*Do this:*
Where a line holds "JSON", copy it.
───
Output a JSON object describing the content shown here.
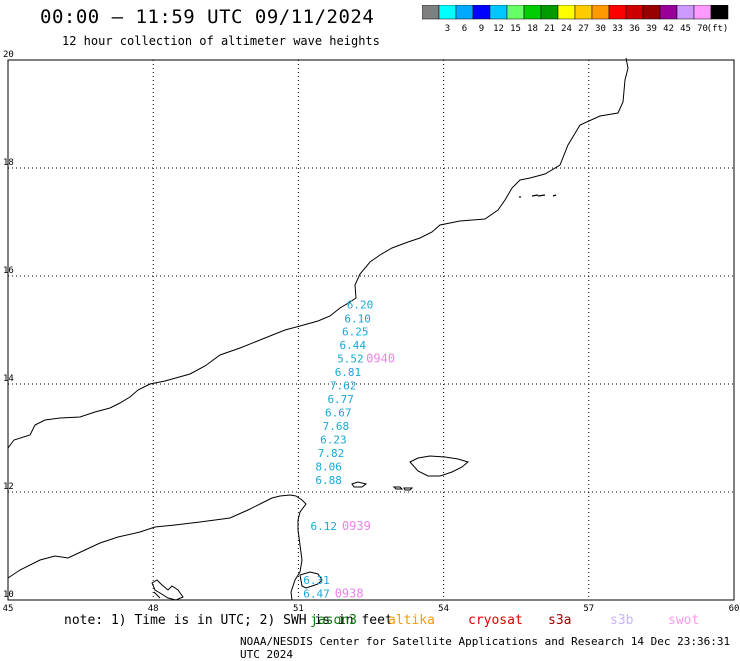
{
  "header": {
    "title": "00:00 – 11:59 UTC 09/11/2024",
    "subtitle": "12 hour collection of altimeter wave heights"
  },
  "colorbar": {
    "colors": [
      "#7f7f7f",
      "#00ffff",
      "#00a8ff",
      "#0000ff",
      "#00c8ff",
      "#66ff66",
      "#00cc00",
      "#009900",
      "#ffff00",
      "#ffcc00",
      "#ff9900",
      "#ff0000",
      "#cc0000",
      "#990000",
      "#990099",
      "#cc99ff",
      "#ff99ff",
      "#000000"
    ],
    "labels": [
      "3",
      "6",
      "9",
      "12",
      "15",
      "18",
      "21",
      "24",
      "27",
      "30",
      "33",
      "36",
      "39",
      "42",
      "45",
      "70"
    ],
    "unit": "(ft)"
  },
  "map": {
    "lon_ticks": [
      "45",
      "48",
      "51",
      "54",
      "57",
      "60"
    ],
    "lat_ticks": [
      "10",
      "12",
      "14",
      "16",
      "18",
      "20"
    ],
    "swh_color": "#1aa7d8",
    "time_color": "#ee82ee",
    "swh_labels": [
      {
        "text": "6.20",
        "lon": 52.0,
        "lat": 15.4
      },
      {
        "text": "6.10",
        "lon": 51.95,
        "lat": 15.14
      },
      {
        "text": "6.25",
        "lon": 51.9,
        "lat": 14.9
      },
      {
        "text": "6.44",
        "lon": 51.85,
        "lat": 14.65
      },
      {
        "text": "5.52",
        "lon": 51.8,
        "lat": 14.4
      },
      {
        "text": "6.81",
        "lon": 51.75,
        "lat": 14.15
      },
      {
        "text": "7.62",
        "lon": 51.65,
        "lat": 13.9
      },
      {
        "text": "6.77",
        "lon": 51.6,
        "lat": 13.65
      },
      {
        "text": "6.67",
        "lon": 51.55,
        "lat": 13.4
      },
      {
        "text": "7.68",
        "lon": 51.5,
        "lat": 13.15
      },
      {
        "text": "6.23",
        "lon": 51.45,
        "lat": 12.9
      },
      {
        "text": "7.82",
        "lon": 51.4,
        "lat": 12.65
      },
      {
        "text": "8.06",
        "lon": 51.35,
        "lat": 12.4
      },
      {
        "text": "6.88",
        "lon": 51.35,
        "lat": 12.15
      },
      {
        "text": "6.12",
        "lon": 51.25,
        "lat": 11.3
      },
      {
        "text": "6.31",
        "lon": 51.1,
        "lat": 10.3
      },
      {
        "text": "6.47",
        "lon": 51.1,
        "lat": 10.05
      }
    ],
    "time_labels": [
      {
        "text": "0940",
        "lon": 52.4,
        "lat": 14.4
      },
      {
        "text": "0939",
        "lon": 51.9,
        "lat": 11.3
      },
      {
        "text": "0938",
        "lon": 51.75,
        "lat": 10.05
      }
    ]
  },
  "footer": {
    "note": "note: 1) Time is in UTC; 2) SWH is in feet",
    "credit": "NOAA/NESDIS Center for Satellite Applications and Research   14 Dec 23:36:31 UTC 2024",
    "satellites": [
      {
        "name": "jason3",
        "color": "#0a7a0a"
      },
      {
        "name": "altika",
        "color": "#ff9900"
      },
      {
        "name": "cryosat",
        "color": "#e00000"
      },
      {
        "name": "s3a",
        "color": "#a00000"
      },
      {
        "name": "s3b",
        "color": "#c8b4ff"
      },
      {
        "name": "swot",
        "color": "#ff99ee"
      }
    ]
  }
}
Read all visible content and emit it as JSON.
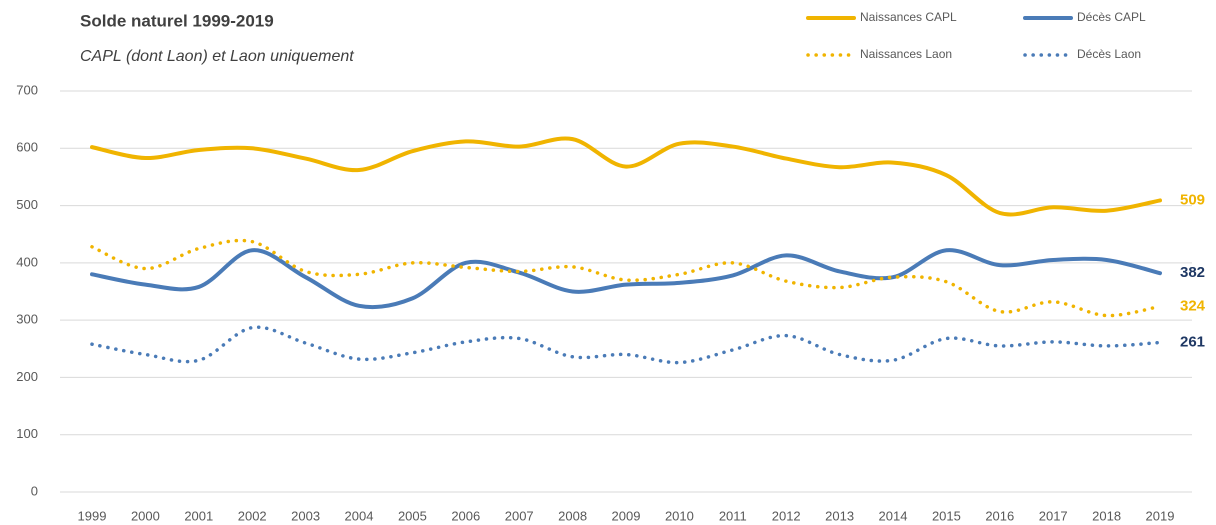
{
  "chart_data": {
    "type": "line",
    "title": "Solde naturel 1999-2019",
    "subtitle": "CAPL (dont Laon) et Laon uniquement",
    "categories": [
      "1999",
      "2000",
      "2001",
      "2002",
      "2003",
      "2004",
      "2005",
      "2006",
      "2007",
      "2008",
      "2009",
      "2010",
      "2011",
      "2012",
      "2013",
      "2014",
      "2015",
      "2016",
      "2017",
      "2018",
      "2019"
    ],
    "ylim": [
      0,
      700
    ],
    "yticks": [
      0,
      100,
      200,
      300,
      400,
      500,
      600,
      700
    ],
    "grid": true,
    "series": [
      {
        "name": "Naissances CAPL",
        "color": "#f0b400",
        "style": "solid",
        "values": [
          602,
          583,
          597,
          600,
          582,
          562,
          595,
          612,
          603,
          616,
          568,
          608,
          603,
          582,
          567,
          575,
          553,
          487,
          497,
          491,
          509
        ]
      },
      {
        "name": "Décès CAPL",
        "color": "#4a7bb7",
        "style": "solid",
        "values": [
          380,
          362,
          358,
          422,
          375,
          325,
          338,
          400,
          383,
          350,
          362,
          365,
          378,
          413,
          385,
          375,
          422,
          396,
          405,
          405,
          382
        ]
      },
      {
        "name": "Naissances Laon",
        "color": "#f0b400",
        "style": "dotted",
        "values": [
          428,
          390,
          425,
          437,
          385,
          380,
          400,
          392,
          385,
          393,
          370,
          380,
          400,
          368,
          357,
          375,
          367,
          315,
          332,
          308,
          324
        ]
      },
      {
        "name": "Décès Laon",
        "color": "#4a7bb7",
        "style": "dotted",
        "values": [
          258,
          240,
          230,
          287,
          260,
          232,
          243,
          262,
          268,
          236,
          240,
          226,
          248,
          273,
          240,
          230,
          268,
          255,
          262,
          255,
          261
        ]
      }
    ]
  }
}
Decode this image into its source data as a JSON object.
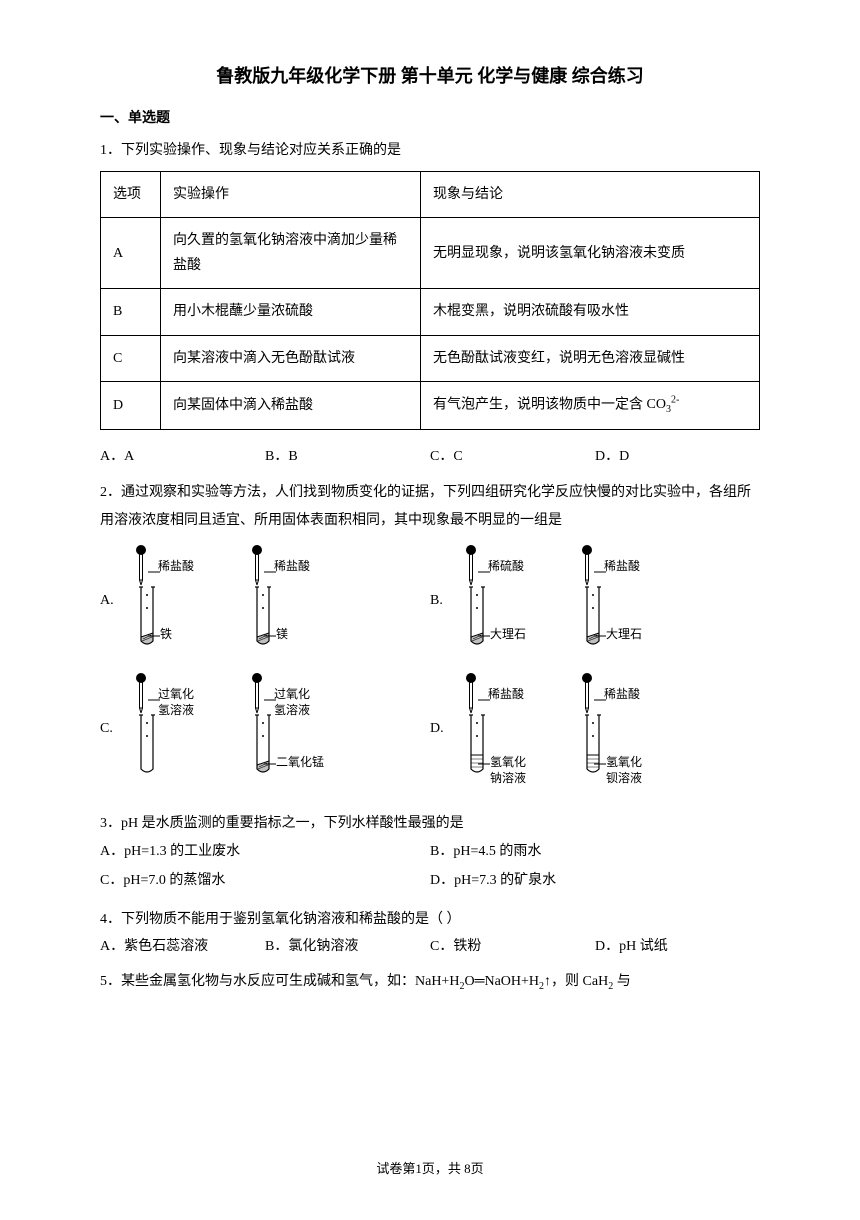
{
  "title": "鲁教版九年级化学下册 第十单元 化学与健康 综合练习",
  "section1": "一、单选题",
  "q1": {
    "stem": "1．下列实验操作、现象与结论对应关系正确的是",
    "headers": [
      "选项",
      "实验操作",
      "现象与结论"
    ],
    "rows": [
      [
        "A",
        "向久置的氢氧化钠溶液中滴加少量稀盐酸",
        "无明显现象，说明该氢氧化钠溶液未变质"
      ],
      [
        "B",
        "用小木棍蘸少量浓硫酸",
        "木棍变黑，说明浓硫酸有吸水性"
      ],
      [
        "C",
        "向某溶液中滴入无色酚酞试液",
        "无色酚酞试液变红，说明无色溶液显碱性"
      ],
      [
        "D",
        "向某固体中滴入稀盐酸",
        "有气泡产生，说明该物质中一定含"
      ]
    ],
    "co3": "CO₃²⁻",
    "opts": [
      "A．A",
      "B．B",
      "C．C",
      "D．D"
    ]
  },
  "q2": {
    "stem": "2．通过观察和实验等方法，人们找到物质变化的证据，下列四组研究化学反应快慢的对比实验中，各组所用溶液浓度相同且适宜、所用固体表面积相同，其中现象最不明显的一组是",
    "diagrams": {
      "A": {
        "top": [
          "稀盐酸",
          "稀盐酸"
        ],
        "bottom": [
          "铁",
          "镁"
        ]
      },
      "B": {
        "top": [
          "稀硫酸",
          "稀盐酸"
        ],
        "bottom": [
          "大理石",
          "大理石"
        ]
      },
      "C": {
        "top": [
          "过氧化\n氢溶液",
          "过氧化\n氢溶液"
        ],
        "bottom": [
          "",
          "二氧化锰"
        ]
      },
      "D": {
        "top": [
          "稀盐酸",
          "稀盐酸"
        ],
        "bottom": [
          "氢氧化\n钠溶液",
          "氢氧化\n钡溶液"
        ]
      }
    }
  },
  "q3": {
    "stem": "3．pH 是水质监测的重要指标之一，下列水样酸性最强的是",
    "opts": [
      "A．pH=1.3 的工业废水",
      "B．pH=4.5 的雨水",
      "C．pH=7.0 的蒸馏水",
      "D．pH=7.3 的矿泉水"
    ]
  },
  "q4": {
    "stem": "4．下列物质不能用于鉴别氢氧化钠溶液和稀盐酸的是（    ）",
    "opts": [
      "A．紫色石蕊溶液",
      "B．氯化钠溶液",
      "C．铁粉",
      "D．pH 试纸"
    ]
  },
  "q5": {
    "stem": "5．某些金属氢化物与水反应可生成碱和氢气，如：NaH+H₂O═NaOH+H₂↑，则 CaH₂ 与"
  },
  "footer": "试卷第1页，共 8页"
}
───
*Reply to the exercise:*
Output a JSON object describing the content shown here.
Read all visible content and emit it as JSON.
Decode this image into its source data as a JSON object.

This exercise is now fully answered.